Exercise goal: Transcribe the listing exactly, leaving out every picture.

◇ ◇ ◇ ◇

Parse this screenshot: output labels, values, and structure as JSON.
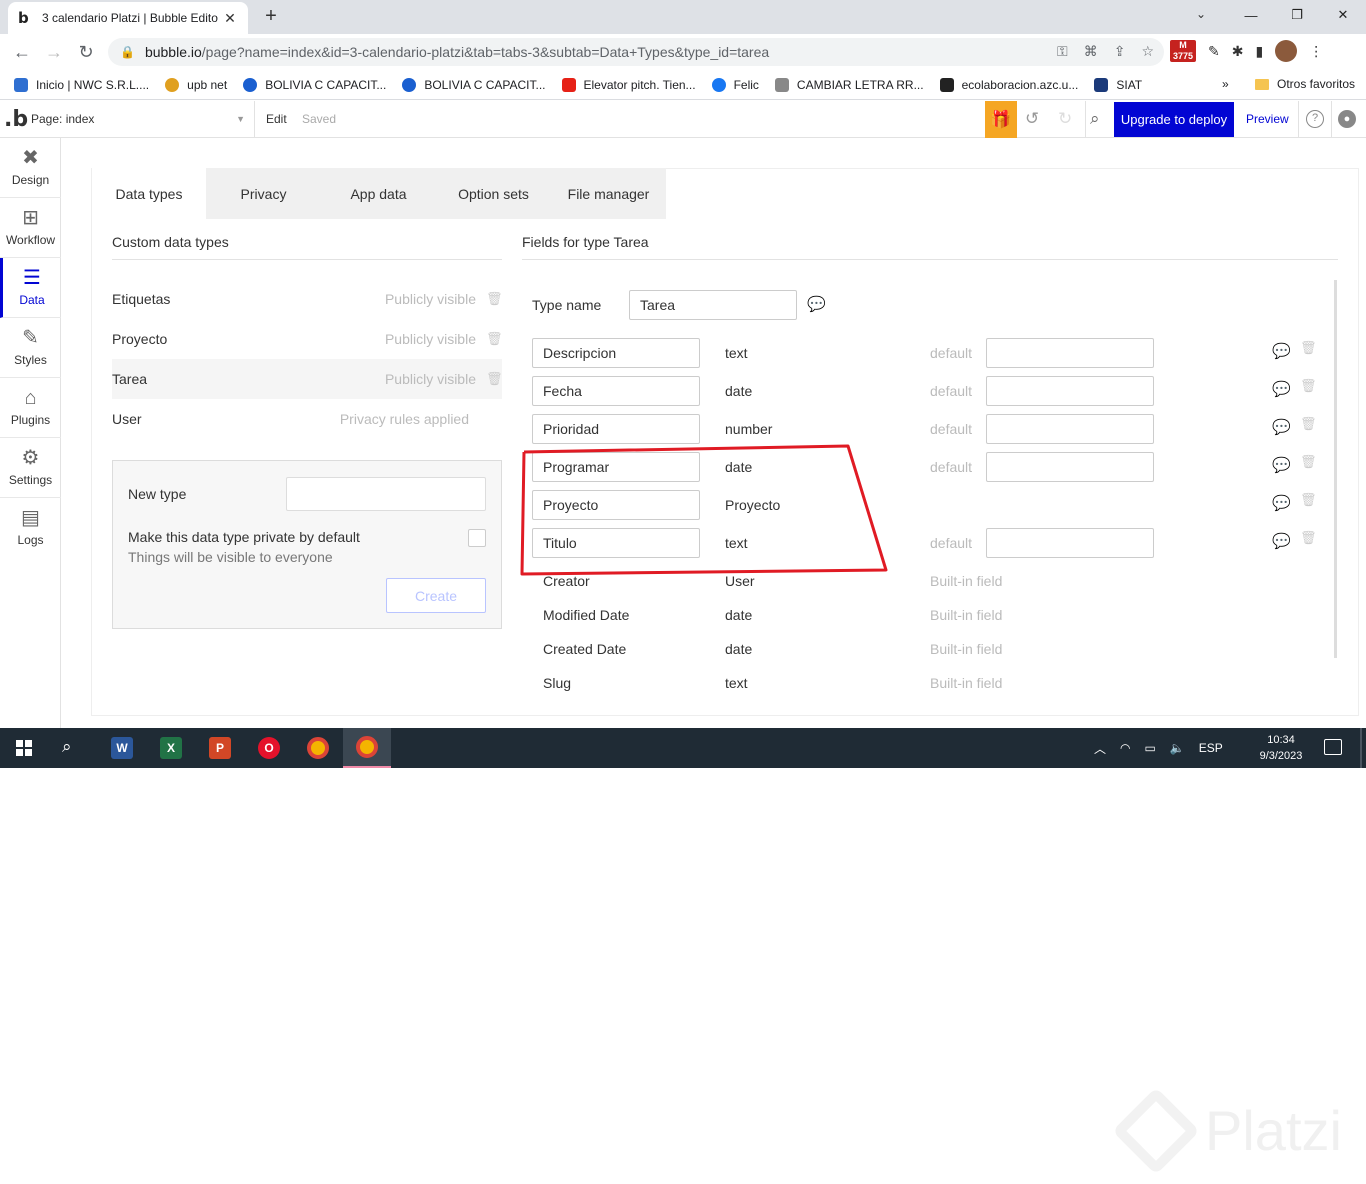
{
  "browser": {
    "tab_title": "3 calendario Platzi | Bubble Edito",
    "tab_favicon": "b",
    "url_host": "bubble.io",
    "url_rest": "/page?name=index&id=3-calendario-platzi&tab=tabs-3&subtab=Data+Types&type_id=tarea",
    "gmail_badge": "3775",
    "bookmarks": [
      {
        "label": "Inicio | NWC S.R.L....",
        "color": "#2f6fd1"
      },
      {
        "label": "upb net",
        "color": "#e0a020"
      },
      {
        "label": "BOLIVIA C CAPACIT...",
        "color": "#1a5fd0"
      },
      {
        "label": "BOLIVIA C CAPACIT...",
        "color": "#1a5fd0"
      },
      {
        "label": "Elevator pitch. Tien...",
        "color": "#e62117"
      },
      {
        "label": "Felic",
        "color": "#1877f2"
      },
      {
        "label": "CAMBIAR LETRA RR...",
        "color": "#888888"
      },
      {
        "label": "ecolaboracion.azc.u...",
        "color": "#222222"
      },
      {
        "label": "SIAT",
        "color": "#1b3a7a"
      }
    ],
    "more_bookmarks": "»",
    "other_bookmarks": "Otros favoritos"
  },
  "editor": {
    "page_label": "Page: index",
    "edit_label": "Edit",
    "saved_label": "Saved",
    "upgrade_label": "Upgrade to deploy",
    "preview_label": "Preview",
    "accent": "#0205d3",
    "gift_color": "#f5a623"
  },
  "leftnav": {
    "items": [
      {
        "label": "Design",
        "icon": "design-icon"
      },
      {
        "label": "Workflow",
        "icon": "workflow-icon"
      },
      {
        "label": "Data",
        "icon": "database-icon"
      },
      {
        "label": "Styles",
        "icon": "brush-icon"
      },
      {
        "label": "Plugins",
        "icon": "plugin-icon"
      },
      {
        "label": "Settings",
        "icon": "gear-icon"
      },
      {
        "label": "Logs",
        "icon": "document-icon"
      }
    ]
  },
  "subtabs": [
    "Data types",
    "Privacy",
    "App data",
    "Option sets",
    "File manager"
  ],
  "custom_types": {
    "title": "Custom data types",
    "items": [
      {
        "name": "Etiquetas",
        "visibility": "Publicly visible"
      },
      {
        "name": "Proyecto",
        "visibility": "Publicly visible"
      },
      {
        "name": "Tarea",
        "visibility": "Publicly visible"
      },
      {
        "name": "User",
        "visibility": "Privacy rules applied"
      }
    ]
  },
  "new_type": {
    "label": "New type",
    "input_value": "",
    "private_label": "Make this data type private by default",
    "private_hint": "Things will be visible to everyone",
    "create_label": "Create"
  },
  "fields": {
    "title": "Fields for type Tarea",
    "type_name_label": "Type name",
    "type_name_value": "Tarea",
    "default_label": "default",
    "builtin_label": "Built-in field",
    "custom": [
      {
        "name": "Descripcion",
        "type": "text"
      },
      {
        "name": "Fecha",
        "type": "date"
      },
      {
        "name": "Prioridad",
        "type": "number"
      },
      {
        "name": "Programar",
        "type": "date"
      },
      {
        "name": "Proyecto",
        "type": "Proyecto"
      },
      {
        "name": "Titulo",
        "type": "text"
      }
    ],
    "builtin": [
      {
        "name": "Creator",
        "type": "User"
      },
      {
        "name": "Modified Date",
        "type": "date"
      },
      {
        "name": "Created Date",
        "type": "date"
      },
      {
        "name": "Slug",
        "type": "text"
      }
    ]
  },
  "taskbar": {
    "language": "ESP",
    "time": "10:34",
    "date": "9/3/2023"
  },
  "watermark": "Platzi"
}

◇ ◇ ◇ ◇

Finished exercise:
Parse this screenshot: output labels, values, and structure as JSON.
{
  "browser": {
    "tab_title": "3 calendario Platzi | Bubble Edito",
    "tab_favicon": "b",
    "url_host": "bubble.io",
    "url_rest": "/page?name=index&id=3-calendario-platzi&tab=tabs-3&subtab=Data+Types&type_id=tarea",
    "gmail_badge": "3775",
    "bookmarks": [
      {
        "label": "Inicio | NWC S.R.L....",
        "color": "#2f6fd1"
      },
      {
        "label": "upb net",
        "color": "#e0a020"
      },
      {
        "label": "BOLIVIA C CAPACIT...",
        "color": "#1a5fd0"
      },
      {
        "label": "BOLIVIA C CAPACIT...",
        "color": "#1a5fd0"
      },
      {
        "label": "Elevator pitch. Tien...",
        "color": "#e62117"
      },
      {
        "label": "Felic",
        "color": "#1877f2"
      },
      {
        "label": "CAMBIAR LETRA RR...",
        "color": "#888888"
      },
      {
        "label": "ecolaboracion.azc.u...",
        "color": "#222222"
      },
      {
        "label": "SIAT",
        "color": "#1b3a7a"
      }
    ],
    "more_bookmarks": "»",
    "other_bookmarks": "Otros favoritos"
  },
  "editor": {
    "page_label": "Page: index",
    "edit_label": "Edit",
    "saved_label": "Saved",
    "upgrade_label": "Upgrade to deploy",
    "preview_label": "Preview",
    "accent": "#0205d3",
    "gift_color": "#f5a623"
  },
  "leftnav": {
    "items": [
      {
        "label": "Design",
        "icon": "design-icon"
      },
      {
        "label": "Workflow",
        "icon": "workflow-icon"
      },
      {
        "label": "Data",
        "icon": "database-icon"
      },
      {
        "label": "Styles",
        "icon": "brush-icon"
      },
      {
        "label": "Plugins",
        "icon": "plugin-icon"
      },
      {
        "label": "Settings",
        "icon": "gear-icon"
      },
      {
        "label": "Logs",
        "icon": "document-icon"
      }
    ]
  },
  "subtabs": [
    "Data types",
    "Privacy",
    "App data",
    "Option sets",
    "File manager"
  ],
  "custom_types": {
    "title": "Custom data types",
    "items": [
      {
        "name": "Etiquetas",
        "visibility": "Publicly visible"
      },
      {
        "name": "Proyecto",
        "visibility": "Publicly visible"
      },
      {
        "name": "Tarea",
        "visibility": "Publicly visible"
      },
      {
        "name": "User",
        "visibility": "Privacy rules applied"
      }
    ]
  },
  "new_type": {
    "label": "New type",
    "input_value": "",
    "private_label": "Make this data type private by default",
    "private_hint": "Things will be visible to everyone",
    "create_label": "Create"
  },
  "fields": {
    "title": "Fields for type Tarea",
    "type_name_label": "Type name",
    "type_name_value": "Tarea",
    "default_label": "default",
    "builtin_label": "Built-in field",
    "custom": [
      {
        "name": "Descripcion",
        "type": "text"
      },
      {
        "name": "Fecha",
        "type": "date"
      },
      {
        "name": "Prioridad",
        "type": "number"
      },
      {
        "name": "Programar",
        "type": "date"
      },
      {
        "name": "Proyecto",
        "type": "Proyecto"
      },
      {
        "name": "Titulo",
        "type": "text"
      }
    ],
    "builtin": [
      {
        "name": "Creator",
        "type": "User"
      },
      {
        "name": "Modified Date",
        "type": "date"
      },
      {
        "name": "Created Date",
        "type": "date"
      },
      {
        "name": "Slug",
        "type": "text"
      }
    ]
  },
  "taskbar": {
    "language": "ESP",
    "time": "10:34",
    "date": "9/3/2023"
  },
  "watermark": "Platzi"
}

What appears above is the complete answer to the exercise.